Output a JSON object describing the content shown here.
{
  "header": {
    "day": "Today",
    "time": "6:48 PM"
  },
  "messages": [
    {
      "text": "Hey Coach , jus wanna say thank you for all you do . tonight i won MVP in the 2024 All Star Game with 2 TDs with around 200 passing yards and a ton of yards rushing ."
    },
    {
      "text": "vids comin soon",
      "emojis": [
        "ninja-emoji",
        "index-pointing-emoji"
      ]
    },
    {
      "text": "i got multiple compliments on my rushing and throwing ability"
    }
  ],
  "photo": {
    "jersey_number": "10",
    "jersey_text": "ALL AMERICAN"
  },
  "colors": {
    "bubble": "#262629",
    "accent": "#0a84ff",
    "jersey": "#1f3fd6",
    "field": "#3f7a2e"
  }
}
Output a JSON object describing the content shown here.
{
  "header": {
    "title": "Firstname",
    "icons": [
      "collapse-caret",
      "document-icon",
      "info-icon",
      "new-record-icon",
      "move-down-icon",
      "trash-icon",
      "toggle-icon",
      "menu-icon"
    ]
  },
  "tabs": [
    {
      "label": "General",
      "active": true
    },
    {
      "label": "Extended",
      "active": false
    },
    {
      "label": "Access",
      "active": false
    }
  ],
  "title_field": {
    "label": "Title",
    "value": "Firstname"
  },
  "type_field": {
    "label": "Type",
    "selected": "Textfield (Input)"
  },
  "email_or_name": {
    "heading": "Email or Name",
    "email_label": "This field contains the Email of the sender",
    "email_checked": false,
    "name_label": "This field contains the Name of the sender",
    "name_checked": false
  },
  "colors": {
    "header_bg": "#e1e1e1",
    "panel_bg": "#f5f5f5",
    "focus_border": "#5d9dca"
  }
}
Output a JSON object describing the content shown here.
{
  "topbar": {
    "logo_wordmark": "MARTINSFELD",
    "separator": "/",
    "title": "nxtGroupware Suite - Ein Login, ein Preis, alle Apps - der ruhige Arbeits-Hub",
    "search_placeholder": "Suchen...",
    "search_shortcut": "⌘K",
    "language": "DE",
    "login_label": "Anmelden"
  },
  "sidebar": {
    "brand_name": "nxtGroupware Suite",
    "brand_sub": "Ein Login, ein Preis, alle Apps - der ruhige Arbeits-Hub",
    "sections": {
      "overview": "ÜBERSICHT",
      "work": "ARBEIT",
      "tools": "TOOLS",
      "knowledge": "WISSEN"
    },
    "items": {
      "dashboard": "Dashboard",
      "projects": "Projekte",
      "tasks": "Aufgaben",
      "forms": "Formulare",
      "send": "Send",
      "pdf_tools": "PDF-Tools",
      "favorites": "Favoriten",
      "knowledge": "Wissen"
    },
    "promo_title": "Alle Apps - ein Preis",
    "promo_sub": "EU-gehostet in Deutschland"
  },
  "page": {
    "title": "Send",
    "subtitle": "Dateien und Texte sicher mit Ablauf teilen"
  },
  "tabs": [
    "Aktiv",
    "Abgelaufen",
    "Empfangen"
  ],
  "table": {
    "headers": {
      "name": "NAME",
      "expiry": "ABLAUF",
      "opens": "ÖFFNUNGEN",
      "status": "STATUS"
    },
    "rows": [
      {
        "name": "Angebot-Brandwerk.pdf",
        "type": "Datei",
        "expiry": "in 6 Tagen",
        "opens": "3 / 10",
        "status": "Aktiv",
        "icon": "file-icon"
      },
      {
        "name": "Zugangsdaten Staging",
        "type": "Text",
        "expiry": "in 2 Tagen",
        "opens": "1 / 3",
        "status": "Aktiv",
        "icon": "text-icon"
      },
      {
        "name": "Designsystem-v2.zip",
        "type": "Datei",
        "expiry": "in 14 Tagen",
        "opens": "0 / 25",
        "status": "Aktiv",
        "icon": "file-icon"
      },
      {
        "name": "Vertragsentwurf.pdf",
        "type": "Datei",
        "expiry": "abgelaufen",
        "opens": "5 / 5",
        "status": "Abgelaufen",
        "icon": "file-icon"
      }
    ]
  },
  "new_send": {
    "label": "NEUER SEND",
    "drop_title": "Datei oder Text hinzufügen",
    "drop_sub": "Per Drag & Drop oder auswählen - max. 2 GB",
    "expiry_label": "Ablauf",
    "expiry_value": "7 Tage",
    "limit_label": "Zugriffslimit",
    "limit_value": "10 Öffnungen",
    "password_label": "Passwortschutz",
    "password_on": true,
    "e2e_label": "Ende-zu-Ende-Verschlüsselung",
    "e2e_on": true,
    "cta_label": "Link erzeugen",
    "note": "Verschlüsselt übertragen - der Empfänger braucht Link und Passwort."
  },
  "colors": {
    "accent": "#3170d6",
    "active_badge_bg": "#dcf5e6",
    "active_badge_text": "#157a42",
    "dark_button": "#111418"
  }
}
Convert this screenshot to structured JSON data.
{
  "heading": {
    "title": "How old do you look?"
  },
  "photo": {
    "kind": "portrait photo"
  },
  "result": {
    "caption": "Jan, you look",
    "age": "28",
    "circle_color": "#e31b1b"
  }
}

◆ ◆ ◆

▶ TASK DESCRIPTION: In the entries above, find the line containing "Convert this screenshot". Set down that line and every line after it through the last one, exactly and alone.

▶ FINAL RESULT:
Convert this screenshot to structured JSON data.
{
  "heading": {
    "title": "How old do you look?"
  },
  "photo": {
    "kind": "portrait photo"
  },
  "result": {
    "caption": "Jan, you look",
    "age": "28",
    "circle_color": "#e31b1b"
  }
}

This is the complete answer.